Give all the lines below again, exactly, with no pictures.
----------
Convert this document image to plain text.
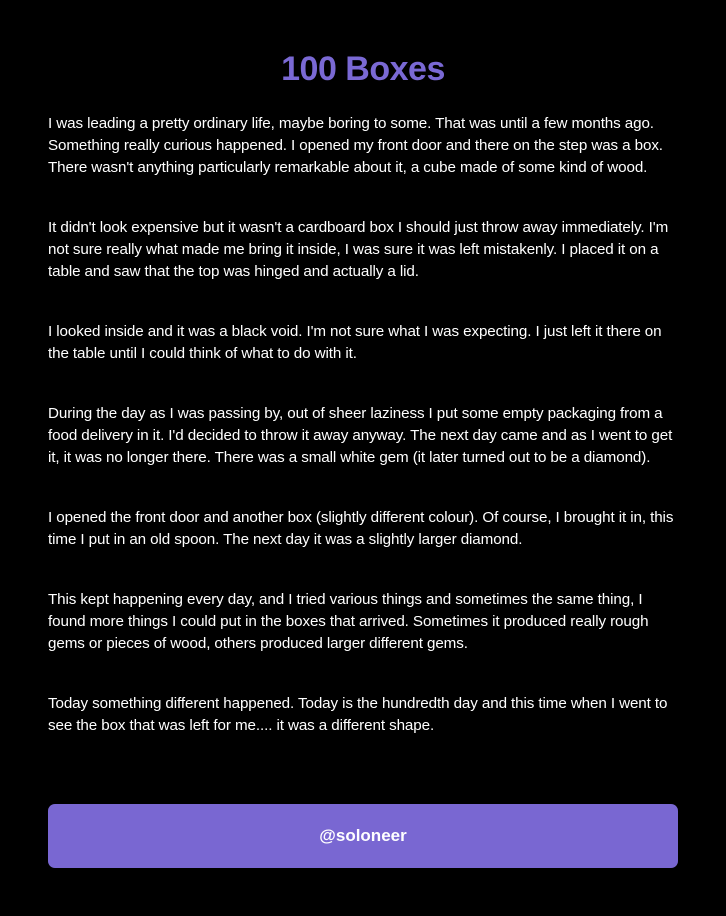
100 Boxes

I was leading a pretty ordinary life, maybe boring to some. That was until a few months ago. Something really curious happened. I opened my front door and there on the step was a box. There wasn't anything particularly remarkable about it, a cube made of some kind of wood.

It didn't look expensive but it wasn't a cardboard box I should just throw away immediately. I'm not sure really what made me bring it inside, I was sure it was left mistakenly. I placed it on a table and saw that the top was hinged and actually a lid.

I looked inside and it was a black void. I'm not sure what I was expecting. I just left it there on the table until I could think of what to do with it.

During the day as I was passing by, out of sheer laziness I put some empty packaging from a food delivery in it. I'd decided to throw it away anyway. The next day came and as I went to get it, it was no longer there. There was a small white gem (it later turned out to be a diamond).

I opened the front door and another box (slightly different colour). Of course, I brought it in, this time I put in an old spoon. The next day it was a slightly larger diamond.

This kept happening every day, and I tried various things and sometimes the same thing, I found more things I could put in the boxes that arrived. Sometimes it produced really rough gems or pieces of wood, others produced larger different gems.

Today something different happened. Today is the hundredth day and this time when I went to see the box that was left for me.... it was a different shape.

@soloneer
----------
**ANSWER IN FULL**
Convert this document image to plain text.
100 Boxes

I was leading a pretty ordinary life, maybe boring to some. That was until a few months ago. Something really curious happened. I opened my front door and there on the step was a box. There wasn't anything particularly remarkable about it, a cube made of some kind of wood.

It didn't look expensive but it wasn't a cardboard box I should just throw away immediately. I'm not sure really what made me bring it inside, I was sure it was left mistakenly. I placed it on a table and saw that the top was hinged and actually a lid.

I looked inside and it was a black void. I'm not sure what I was expecting. I just left it there on the table until I could think of what to do with it.

During the day as I was passing by, out of sheer laziness I put some empty packaging from a food delivery in it. I'd decided to throw it away anyway. The next day came and as I went to get it, it was no longer there. There was a small white gem (it later turned out to be a diamond).

I opened the front door and another box (slightly different colour). Of course, I brought it in, this time I put in an old spoon. The next day it was a slightly larger diamond.

This kept happening every day, and I tried various things and sometimes the same thing, I found more things I could put in the boxes that arrived. Sometimes it produced really rough gems or pieces of wood, others produced larger different gems.

Today something different happened. Today is the hundredth day and this time when I went to see the box that was left for me.... it was a different shape.

@soloneer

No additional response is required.